▼▼▼

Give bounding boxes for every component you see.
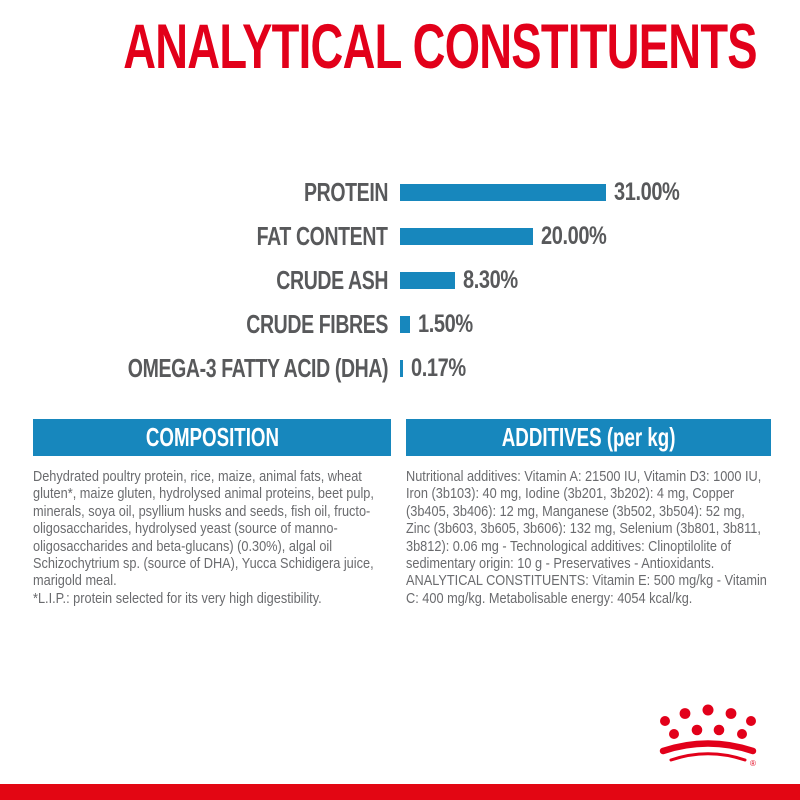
additives-section: ADDITIVES (per kg) Nutritional additives… <box>406 419 771 607</box>
registered-trademark-icon: ® <box>750 759 756 768</box>
composition-text: Dehydrated poultry protein, rice, maize,… <box>33 468 391 607</box>
bar <box>400 183 607 201</box>
composition-header: COMPOSITION <box>33 419 391 456</box>
bar-category-label: OMEGA-3 FATTY ACID (DHA) <box>127 352 389 383</box>
bar <box>400 271 456 289</box>
additives-header: ADDITIVES (per kg) <box>406 419 771 456</box>
bar-value-label: 20.00% <box>541 221 607 250</box>
body-paragraph: Dehydrated poultry protein, rice, maize,… <box>33 468 374 590</box>
bar <box>400 359 403 377</box>
bar-category-label: CRUDE ASH <box>276 264 388 295</box>
footer-red-bar <box>0 784 800 800</box>
bar-category-label: CRUDE FIBRES <box>246 308 388 339</box>
bar-value-label: 1.50% <box>417 309 473 338</box>
page-title: ANALYTICAL CONSTITUENTS <box>123 12 757 82</box>
body-paragraph: *L.I.P.: protein selected for its very h… <box>33 589 322 607</box>
bar <box>400 315 410 333</box>
bar-value-label: 0.17% <box>410 353 466 382</box>
chart-row: FAT CONTENT 20.00% <box>0 214 800 258</box>
bar-value-label: 31.00% <box>614 177 680 206</box>
royal-canin-crown-logo: ® <box>659 704 757 768</box>
bar <box>400 227 533 245</box>
chart-row: OMEGA-3 FATTY ACID (DHA) 0.17% <box>0 346 800 390</box>
chart-row: CRUDE FIBRES 1.50% <box>0 302 800 346</box>
chart-row: PROTEIN 31.00% <box>0 170 800 214</box>
bar-value-label: 8.30% <box>463 265 518 294</box>
bar-category-label: FAT CONTENT <box>257 220 388 251</box>
analytical-constituents-bar-chart: PROTEIN 31.00% FAT CONTENT 20.00% CRUDE ASH 8… <box>0 170 800 390</box>
additives-text: Nutritional additives: Vitamin A: 21500 … <box>406 468 772 607</box>
body-paragraph: Nutritional additives: Vitamin A: 21500 … <box>406 468 762 573</box>
bar-category-label: PROTEIN <box>303 176 388 207</box>
chart-row: CRUDE ASH 8.30% <box>0 258 800 302</box>
body-paragraph: ANALYTICAL CONSTITUENTS: Vitamin E: 500 … <box>406 572 767 607</box>
composition-section: COMPOSITION Dehydrated poultry protein, … <box>33 419 391 607</box>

▲▲▲

_ASSIGNED TASK_. Could you transcribe all of the data exactly, keeping every picture out of the copy?

_EXERCISE SOLUTION_.
Give bounding boxes for every component you see.
additives-section: ADDITIVES (per kg) Nutritional additives… <box>406 419 771 607</box>
registered-trademark-icon: ® <box>750 759 756 768</box>
composition-text: Dehydrated poultry protein, rice, maize,… <box>33 468 391 607</box>
bar <box>400 183 607 201</box>
composition-header: COMPOSITION <box>33 419 391 456</box>
bar-category-label: OMEGA-3 FATTY ACID (DHA) <box>127 352 389 383</box>
bar <box>400 271 456 289</box>
additives-header: ADDITIVES (per kg) <box>406 419 771 456</box>
bar-value-label: 20.00% <box>541 221 607 250</box>
body-paragraph: Dehydrated poultry protein, rice, maize,… <box>33 468 374 590</box>
bar <box>400 359 403 377</box>
bar-category-label: CRUDE ASH <box>276 264 388 295</box>
footer-red-bar <box>0 784 800 800</box>
bar-category-label: CRUDE FIBRES <box>246 308 388 339</box>
bar-value-label: 1.50% <box>417 309 473 338</box>
page-title: ANALYTICAL CONSTITUENTS <box>123 12 757 82</box>
body-paragraph: *L.I.P.: protein selected for its very h… <box>33 589 322 607</box>
bar <box>400 315 410 333</box>
bar-value-label: 0.17% <box>410 353 466 382</box>
chart-row: FAT CONTENT 20.00% <box>0 214 800 258</box>
bar-value-label: 31.00% <box>614 177 680 206</box>
royal-canin-crown-logo: ® <box>659 704 757 768</box>
bar <box>400 227 533 245</box>
chart-row: OMEGA-3 FATTY ACID (DHA) 0.17% <box>0 346 800 390</box>
chart-row: CRUDE FIBRES 1.50% <box>0 302 800 346</box>
chart-row: PROTEIN 31.00% <box>0 170 800 214</box>
bar-value-label: 8.30% <box>463 265 518 294</box>
bar-category-label: FAT CONTENT <box>257 220 388 251</box>
analytical-constituents-bar-chart: PROTEIN 31.00% FAT CONTENT 20.00% CRUDE ASH 8… <box>0 170 800 390</box>
additives-text: Nutritional additives: Vitamin A: 21500 … <box>406 468 772 607</box>
body-paragraph: Nutritional additives: Vitamin A: 21500 … <box>406 468 762 573</box>
bar-category-label: PROTEIN <box>303 176 388 207</box>
chart-row: CRUDE ASH 8.30% <box>0 258 800 302</box>
body-paragraph: ANALYTICAL CONSTITUENTS: Vitamin E: 500 … <box>406 572 767 607</box>
composition-section: COMPOSITION Dehydrated poultry protein, … <box>33 419 391 607</box>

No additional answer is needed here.